INFORMATION SUPPLIED:
╔══

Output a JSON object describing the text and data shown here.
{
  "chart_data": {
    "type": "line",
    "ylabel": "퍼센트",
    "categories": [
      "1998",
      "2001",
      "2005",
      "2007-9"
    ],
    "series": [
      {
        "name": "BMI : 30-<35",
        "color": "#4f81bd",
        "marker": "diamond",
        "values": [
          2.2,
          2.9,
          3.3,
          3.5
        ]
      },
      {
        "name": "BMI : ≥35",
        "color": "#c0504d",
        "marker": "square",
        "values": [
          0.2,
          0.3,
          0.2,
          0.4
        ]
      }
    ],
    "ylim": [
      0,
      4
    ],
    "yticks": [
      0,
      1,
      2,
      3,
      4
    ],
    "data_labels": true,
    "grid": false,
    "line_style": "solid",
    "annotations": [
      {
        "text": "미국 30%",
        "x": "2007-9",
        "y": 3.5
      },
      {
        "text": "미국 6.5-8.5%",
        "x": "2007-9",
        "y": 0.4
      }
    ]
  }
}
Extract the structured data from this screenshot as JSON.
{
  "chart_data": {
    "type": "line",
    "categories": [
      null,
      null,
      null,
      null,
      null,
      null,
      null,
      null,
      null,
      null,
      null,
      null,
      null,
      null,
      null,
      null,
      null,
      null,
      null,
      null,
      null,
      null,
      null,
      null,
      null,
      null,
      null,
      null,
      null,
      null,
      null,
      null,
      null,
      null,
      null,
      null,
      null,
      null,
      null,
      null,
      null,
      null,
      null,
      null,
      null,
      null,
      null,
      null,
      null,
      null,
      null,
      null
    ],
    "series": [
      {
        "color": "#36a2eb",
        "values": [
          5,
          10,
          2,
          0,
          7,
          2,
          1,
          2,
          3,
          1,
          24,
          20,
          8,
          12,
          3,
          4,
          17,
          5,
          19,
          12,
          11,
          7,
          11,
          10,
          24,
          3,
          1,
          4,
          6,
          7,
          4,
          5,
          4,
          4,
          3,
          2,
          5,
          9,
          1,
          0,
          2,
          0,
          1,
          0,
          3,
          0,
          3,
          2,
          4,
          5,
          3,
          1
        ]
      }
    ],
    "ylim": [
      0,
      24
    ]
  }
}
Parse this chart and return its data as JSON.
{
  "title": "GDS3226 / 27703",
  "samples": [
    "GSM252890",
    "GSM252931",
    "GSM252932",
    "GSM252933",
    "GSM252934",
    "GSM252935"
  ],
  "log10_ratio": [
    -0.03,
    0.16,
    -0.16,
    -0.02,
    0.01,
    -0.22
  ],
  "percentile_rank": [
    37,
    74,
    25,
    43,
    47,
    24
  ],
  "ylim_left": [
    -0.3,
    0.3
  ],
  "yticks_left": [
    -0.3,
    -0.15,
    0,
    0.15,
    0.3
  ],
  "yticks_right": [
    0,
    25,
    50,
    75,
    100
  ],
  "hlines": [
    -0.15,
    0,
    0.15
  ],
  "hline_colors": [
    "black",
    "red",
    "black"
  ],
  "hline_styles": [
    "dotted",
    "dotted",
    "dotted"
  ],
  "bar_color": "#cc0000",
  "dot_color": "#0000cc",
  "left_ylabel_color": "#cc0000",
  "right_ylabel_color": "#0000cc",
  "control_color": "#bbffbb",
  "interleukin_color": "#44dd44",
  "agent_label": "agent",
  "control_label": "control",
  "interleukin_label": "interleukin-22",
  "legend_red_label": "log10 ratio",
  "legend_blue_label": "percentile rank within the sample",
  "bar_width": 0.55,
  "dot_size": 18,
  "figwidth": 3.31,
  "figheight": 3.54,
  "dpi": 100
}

╚══

WHAT IS BEING ASKED: Extract every record and return it verbatim.

THE REPLY:
Output a JSON object describing the text and data shown here.
{
  "chart_data": {
    "type": "line",
    "ylabel": "퍼센트",
    "categories": [
      "1998",
      "2001",
      "2005",
      "2007-9"
    ],
    "series": [
      {
        "name": "BMI : 30-<35",
        "color": "#4f81bd",
        "marker": "diamond",
        "values": [
          2.2,
          2.9,
          3.3,
          3.5
        ]
      },
      {
        "name": "BMI : ≥35",
        "color": "#c0504d",
        "marker": "square",
        "values": [
          0.2,
          0.3,
          0.2,
          0.4
        ]
      }
    ],
    "ylim": [
      0,
      4
    ],
    "yticks": [
      0,
      1,
      2,
      3,
      4
    ],
    "data_labels": true,
    "grid": false,
    "line_style": "solid",
    "annotations": [
      {
        "text": "미국 30%",
        "x": "2007-9",
        "y": 3.5
      },
      {
        "text": "미국 6.5-8.5%",
        "x": "2007-9",
        "y": 0.4
      }
    ]
  }
}
Extract the structured data from this screenshot as JSON.
{
  "chart_data": {
    "type": "line",
    "categories": [
      null,
      null,
      null,
      null,
      null,
      null,
      null,
      null,
      null,
      null,
      null,
      null,
      null,
      null,
      null,
      null,
      null,
      null,
      null,
      null,
      null,
      null,
      null,
      null,
      null,
      null,
      null,
      null,
      null,
      null,
      null,
      null,
      null,
      null,
      null,
      null,
      null,
      null,
      null,
      null,
      null,
      null,
      null,
      null,
      null,
      null,
      null,
      null,
      null,
      null,
      null,
      null
    ],
    "series": [
      {
        "color": "#36a2eb",
        "values": [
          5,
          10,
          2,
          0,
          7,
          2,
          1,
          2,
          3,
          1,
          24,
          20,
          8,
          12,
          3,
          4,
          17,
          5,
          19,
          12,
          11,
          7,
          11,
          10,
          24,
          3,
          1,
          4,
          6,
          7,
          4,
          5,
          4,
          4,
          3,
          2,
          5,
          9,
          1,
          0,
          2,
          0,
          1,
          0,
          3,
          0,
          3,
          2,
          4,
          5,
          3,
          1
        ]
      }
    ],
    "ylim": [
      0,
      24
    ]
  }
}
Parse this chart and return its data as JSON.
{
  "title": "GDS3226 / 27703",
  "samples": [
    "GSM252890",
    "GSM252931",
    "GSM252932",
    "GSM252933",
    "GSM252934",
    "GSM252935"
  ],
  "log10_ratio": [
    -0.03,
    0.16,
    -0.16,
    -0.02,
    0.01,
    -0.22
  ],
  "percentile_rank": [
    37,
    74,
    25,
    43,
    47,
    24
  ],
  "ylim_left": [
    -0.3,
    0.3
  ],
  "yticks_left": [
    -0.3,
    -0.15,
    0,
    0.15,
    0.3
  ],
  "yticks_right": [
    0,
    25,
    50,
    75,
    100
  ],
  "hlines": [
    -0.15,
    0,
    0.15
  ],
  "hline_colors": [
    "black",
    "red",
    "black"
  ],
  "hline_styles": [
    "dotted",
    "dotted",
    "dotted"
  ],
  "bar_color": "#cc0000",
  "dot_color": "#0000cc",
  "left_ylabel_color": "#cc0000",
  "right_ylabel_color": "#0000cc",
  "control_color": "#bbffbb",
  "interleukin_color": "#44dd44",
  "agent_label": "agent",
  "control_label": "control",
  "interleukin_label": "interleukin-22",
  "legend_red_label": "log10 ratio",
  "legend_blue_label": "percentile rank within the sample",
  "bar_width": 0.55,
  "dot_size": 18,
  "figwidth": 3.31,
  "figheight": 3.54,
  "dpi": 100
}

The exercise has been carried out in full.